- _Text passage_
########
Hermine Braunsteiner is one person who would very much have preferred obscurity and erasure. Marlene Kadar investigates the most unsavoury of our subjects, a National Socialist overseer who made her way from the Nazi prison camps to the safety of postwar Canada and the United States, even after having been convicted of war crimes in Europe. Kadar’s careful tracking of this fractured history is a model of scholarly research and a fierce grappling with the values, beliefs, and ideologies that inhabit, and perhaps inhibit, our memories, particularly those we and they might like most to forget. The essay becomes a meditation on our reaching after elusive truths.
In contrast to the brutal narrative of Hermine Braunsteiner, Natalie Robinson’s subject shows exemplary imagination and courage, even in the face of a frustrating postwar aftermath as she is refused the right to reclaim her paintings. Robinson provides a multi-tiered examination of Dina Gottliebova-Babbitt’s use of her art to save herself and her mother under Josef Mengele’s authority in Auschwitz. Robinson examines conflicting rights of ownership as the proprietors of historical memory battle for possession of the artwork. Crucial questions of property rights that inflect all participants in history making and telling resurface here.
As principal curator of documentary photography in the Prints and Photographs Division of the Library of Congress, Beverly Brannan is acutely aware of the responsibilities of those who hold public memory in trust. Brannan’s focus on American women photographers and photojournalists makes a great contribution to the preservation of women’s work in World War II. Women journalists, artists, and photographers on the Allied side were said to have an alibi to go everywhere and do everything. Her essay presents the artists and shows us her own ongoing labour to recover and preserve, and even recreate, the work of women artists of the past. This essay offers a tantalizing invitation to scholars—the not-perfectly-raw material of the archive is ready for the next generation of workers.
########
(Labeled box records)

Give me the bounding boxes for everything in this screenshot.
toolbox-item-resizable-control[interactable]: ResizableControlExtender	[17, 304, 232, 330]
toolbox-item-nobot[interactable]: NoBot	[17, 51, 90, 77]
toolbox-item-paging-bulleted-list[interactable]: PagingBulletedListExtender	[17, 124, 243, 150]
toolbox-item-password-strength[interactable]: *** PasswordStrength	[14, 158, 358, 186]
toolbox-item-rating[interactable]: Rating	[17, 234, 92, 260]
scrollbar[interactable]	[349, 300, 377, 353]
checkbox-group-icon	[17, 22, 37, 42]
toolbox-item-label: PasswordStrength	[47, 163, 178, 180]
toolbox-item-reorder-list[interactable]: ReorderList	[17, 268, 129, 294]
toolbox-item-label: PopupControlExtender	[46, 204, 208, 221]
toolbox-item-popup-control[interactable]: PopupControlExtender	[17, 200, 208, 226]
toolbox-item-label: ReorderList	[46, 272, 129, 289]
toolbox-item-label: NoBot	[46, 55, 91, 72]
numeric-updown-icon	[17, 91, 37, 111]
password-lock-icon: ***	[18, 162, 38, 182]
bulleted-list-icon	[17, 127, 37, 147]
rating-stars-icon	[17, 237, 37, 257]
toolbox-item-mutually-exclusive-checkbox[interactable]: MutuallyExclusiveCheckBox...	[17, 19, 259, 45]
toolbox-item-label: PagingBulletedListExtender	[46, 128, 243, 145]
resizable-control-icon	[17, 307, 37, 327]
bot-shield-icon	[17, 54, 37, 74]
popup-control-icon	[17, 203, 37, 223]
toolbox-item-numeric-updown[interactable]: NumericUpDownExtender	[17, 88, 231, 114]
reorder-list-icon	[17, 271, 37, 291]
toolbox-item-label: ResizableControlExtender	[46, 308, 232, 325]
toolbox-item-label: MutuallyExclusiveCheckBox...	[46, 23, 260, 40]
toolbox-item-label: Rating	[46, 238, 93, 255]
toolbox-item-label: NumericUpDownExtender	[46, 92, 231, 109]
########
- _What to work on_
1. According to the passage, what position does Beverly Brannan hold at the Library of Congress?
2. Write out, word for word, the portion of the passage that opens with the words "Hermine Braunsteiner is" and closes with "after elusive truths.".
Base every response on the passage alone.

- _Written responses_
1. She is principal curator of documentary photography in the Prints and Photographs Division.

2.
Hermine Braunsteiner is one person who would very much have preferred obscurity and erasure. Marlene Kadar investigates the most unsavoury of our subjects, a National Socialist overseer who made her way from the Nazi prison camps to the safety of postwar Canada and the United States, even after having been convicted of war crimes in Europe. Kadar’s careful tracking of this fractured history is a model of scholarly research and a fierce grappling with the values, beliefs, and ideologies that inhabit, and perhaps inhibit, our memories, particularly those we and they might like most to forget. The essay becomes a meditation on our reaching after elusive truths.